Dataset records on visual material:
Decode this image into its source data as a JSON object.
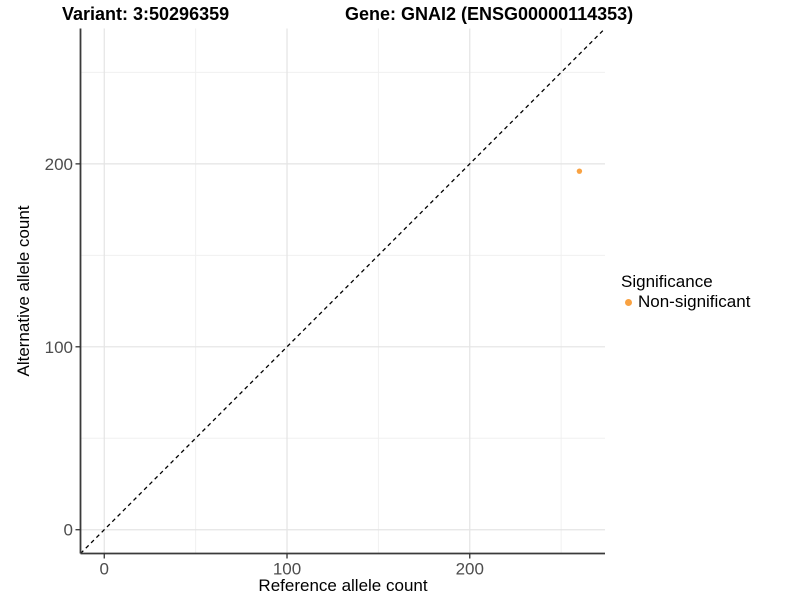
{
  "figure": {
    "background": "#FFFFFF"
  },
  "chart_data": {
    "type": "scatter",
    "titles": {
      "left": "Variant: 3:50296359",
      "right": "Gene: GNAI2 (ENSG00000114353)"
    },
    "xlabel": "Reference allele count",
    "ylabel": "Alternative allele count",
    "xlim": [
      -13,
      274
    ],
    "ylim": [
      -13,
      274
    ],
    "xticks": [
      0,
      100,
      200
    ],
    "yticks": [
      0,
      100,
      200
    ],
    "minor_xticks": [
      50,
      150,
      250
    ],
    "minor_yticks": [
      50,
      150,
      250
    ],
    "grid": "major+minor",
    "identity_line": {
      "style": "dashed",
      "equation": "y = x",
      "color": "#000000"
    },
    "series": [
      {
        "name": "Non-significant",
        "color": "#F9A242",
        "points": [
          {
            "x": 260,
            "y": 196
          }
        ]
      }
    ],
    "legend": {
      "title": "Significance",
      "position": "right",
      "entries": [
        {
          "label": "Non-significant",
          "color": "#F9A242"
        }
      ]
    },
    "style": {
      "major_grid_color": "#E4E4E4",
      "minor_grid_color": "#F0F0F0",
      "axis_line_color": "#3A3A3A",
      "tick_color": "#333333",
      "tick_label_color": "#4D4D4D"
    }
  }
}
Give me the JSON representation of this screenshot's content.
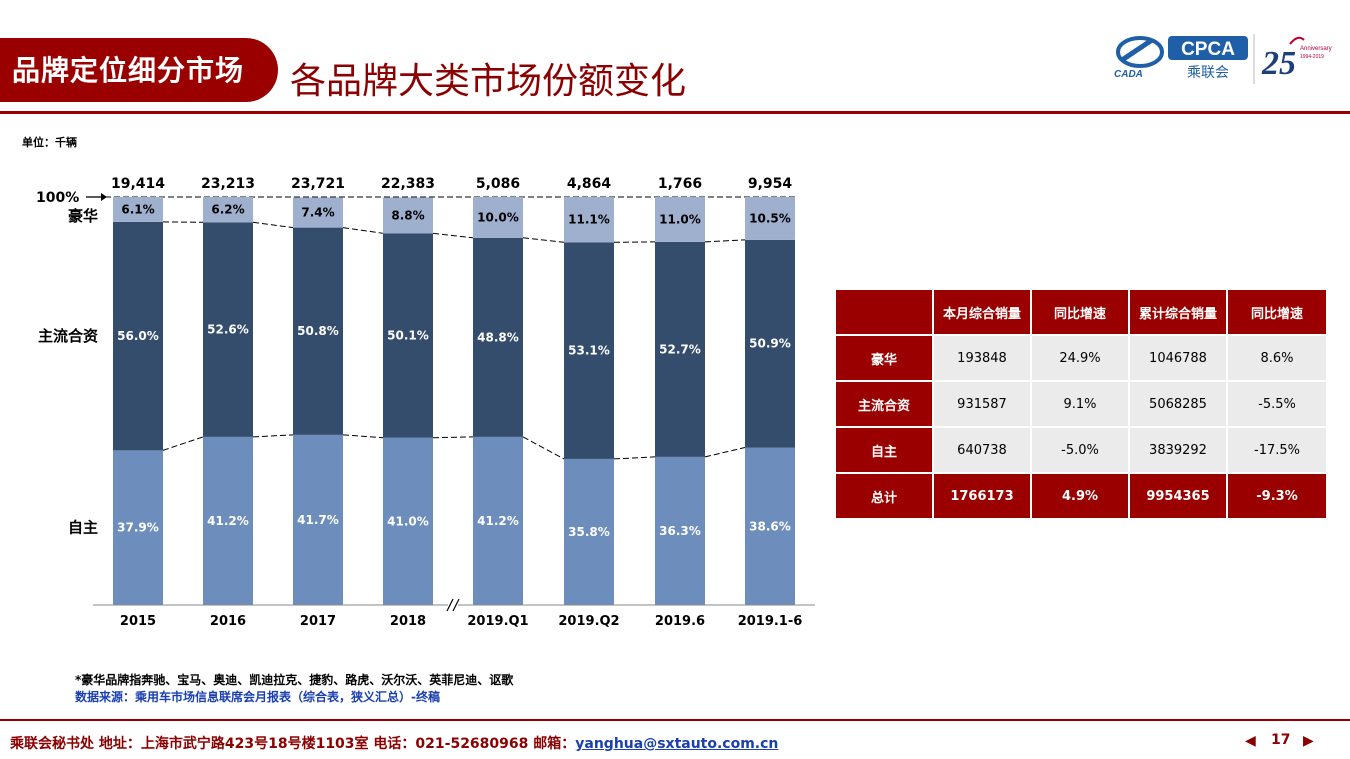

• **WHAT THE TASK ASKS**
Locate the word "count" in the entries, and copy every line where it is found.

• **WRITTEN RESPONSE**
    "xlabel": "Reference allele count",
    "ylabel": "Alternative allele count",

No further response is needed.